- EXERCISE INSTRUCTIONS -
Take all the material and copy it exactly.

Stored data entries:
====
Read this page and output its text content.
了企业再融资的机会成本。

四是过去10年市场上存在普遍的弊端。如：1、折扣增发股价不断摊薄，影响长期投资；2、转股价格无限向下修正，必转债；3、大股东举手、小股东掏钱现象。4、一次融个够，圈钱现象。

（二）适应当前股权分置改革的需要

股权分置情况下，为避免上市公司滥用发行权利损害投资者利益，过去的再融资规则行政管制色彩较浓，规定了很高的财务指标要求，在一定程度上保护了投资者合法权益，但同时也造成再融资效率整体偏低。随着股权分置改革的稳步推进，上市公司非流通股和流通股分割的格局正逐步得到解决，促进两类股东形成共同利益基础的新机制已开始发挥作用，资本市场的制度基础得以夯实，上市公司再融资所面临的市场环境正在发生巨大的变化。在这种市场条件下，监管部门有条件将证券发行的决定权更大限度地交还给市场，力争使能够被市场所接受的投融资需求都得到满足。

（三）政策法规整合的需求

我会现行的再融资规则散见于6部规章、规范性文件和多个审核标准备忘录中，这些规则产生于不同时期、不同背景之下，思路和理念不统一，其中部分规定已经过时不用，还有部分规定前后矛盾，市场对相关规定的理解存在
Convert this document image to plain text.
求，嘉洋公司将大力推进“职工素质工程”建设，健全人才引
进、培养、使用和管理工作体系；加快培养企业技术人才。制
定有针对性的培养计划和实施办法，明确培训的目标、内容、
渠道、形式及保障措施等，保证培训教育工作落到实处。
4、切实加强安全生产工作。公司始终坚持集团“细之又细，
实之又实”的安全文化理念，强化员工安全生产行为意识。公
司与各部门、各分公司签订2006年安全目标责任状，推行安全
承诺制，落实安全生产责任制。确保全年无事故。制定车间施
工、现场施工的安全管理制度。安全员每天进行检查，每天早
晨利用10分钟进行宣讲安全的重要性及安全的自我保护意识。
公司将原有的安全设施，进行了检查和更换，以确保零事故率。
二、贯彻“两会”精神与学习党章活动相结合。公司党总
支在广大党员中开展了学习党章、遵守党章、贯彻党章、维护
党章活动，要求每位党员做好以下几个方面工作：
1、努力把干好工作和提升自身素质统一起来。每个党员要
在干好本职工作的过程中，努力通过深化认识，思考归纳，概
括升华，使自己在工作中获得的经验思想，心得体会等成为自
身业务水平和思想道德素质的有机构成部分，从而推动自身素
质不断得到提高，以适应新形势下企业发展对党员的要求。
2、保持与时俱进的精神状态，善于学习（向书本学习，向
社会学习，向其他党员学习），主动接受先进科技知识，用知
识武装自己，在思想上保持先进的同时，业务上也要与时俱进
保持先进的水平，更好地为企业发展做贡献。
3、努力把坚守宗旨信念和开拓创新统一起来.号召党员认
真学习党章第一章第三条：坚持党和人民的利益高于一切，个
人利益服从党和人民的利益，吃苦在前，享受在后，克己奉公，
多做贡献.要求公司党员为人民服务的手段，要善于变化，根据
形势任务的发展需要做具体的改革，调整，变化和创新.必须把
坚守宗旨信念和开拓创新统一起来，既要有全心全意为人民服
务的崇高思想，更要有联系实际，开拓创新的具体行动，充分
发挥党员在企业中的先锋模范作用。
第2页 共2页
====
- TASK ANSWER -
Read this page and output its text content.
了企业再融资的机会成本。

四是过去10年市场上存在普遍的弊端。如：1、折扣增发股价不断摊薄，影响长期投资；2、转股价格无限向下修正，必转债；3、大股东举手、小股东掏钱现象。4、一次融个够，圈钱现象。

（二）适应当前股权分置改革的需要

股权分置情况下，为避免上市公司滥用发行权利损害投资者利益，过去的再融资规则行政管制色彩较浓，规定了很高的财务指标要求，在一定程度上保护了投资者合法权益，但同时也造成再融资效率整体偏低。随着股权分置改革的稳步推进，上市公司非流通股和流通股分割的格局正逐步得到解决，促进两类股东形成共同利益基础的新机制已开始发挥作用，资本市场的制度基础得以夯实，上市公司再融资所面临的市场环境正在发生巨大的变化。在这种市场条件下，监管部门有条件将证券发行的决定权更大限度地交还给市场，力争使能够被市场所接受的投融资需求都得到满足。

（三）政策法规整合的需求

我会现行的再融资规则散见于6部规章、规范性文件和多个审核标准备忘录中，这些规则产生于不同时期、不同背景之下，思路和理念不统一，其中部分规定已经过时不用，还有部分规定前后矛盾，市场对相关规定的理解存在
Convert this document image to plain text.
求，嘉洋公司将大力推进“职工素质工程”建设，健全人才引
进、培养、使用和管理工作体系；加快培养企业技术人才。制
定有针对性的培养计划和实施办法，明确培训的目标、内容、
渠道、形式及保障措施等，保证培训教育工作落到实处。
4、切实加强安全生产工作。公司始终坚持集团“细之又细，
实之又实”的安全文化理念，强化员工安全生产行为意识。公
司与各部门、各分公司签订2006年安全目标责任状，推行安全
承诺制，落实安全生产责任制。确保全年无事故。制定车间施
工、现场施工的安全管理制度。安全员每天进行检查，每天早
晨利用10分钟进行宣讲安全的重要性及安全的自我保护意识。
公司将原有的安全设施，进行了检查和更换，以确保零事故率。
二、贯彻“两会”精神与学习党章活动相结合。公司党总
支在广大党员中开展了学习党章、遵守党章、贯彻党章、维护
党章活动，要求每位党员做好以下几个方面工作：
1、努力把干好工作和提升自身素质统一起来。每个党员要
在干好本职工作的过程中，努力通过深化认识，思考归纳，概
括升华，使自己在工作中获得的经验思想，心得体会等成为自
身业务水平和思想道德素质的有机构成部分，从而推动自身素
质不断得到提高，以适应新形势下企业发展对党员的要求。
2、保持与时俱进的精神状态，善于学习（向书本学习，向
社会学习，向其他党员学习），主动接受先进科技知识，用知
识武装自己，在思想上保持先进的同时，业务上也要与时俱进
保持先进的水平，更好地为企业发展做贡献。
3、努力把坚守宗旨信念和开拓创新统一起来.号召党员认
真学习党章第一章第三条：坚持党和人民的利益高于一切，个
人利益服从党和人民的利益，吃苦在前，享受在后，克己奉公，
多做贡献.要求公司党员为人民服务的手段，要善于变化，根据
形势任务的发展需要做具体的改革，调整，变化和创新.必须把
坚守宗旨信念和开拓创新统一起来，既要有全心全意为人民服
务的崇高思想，更要有联系实际，开拓创新的具体行动，充分
发挥党员在企业中的先锋模范作用。
第2页 共2页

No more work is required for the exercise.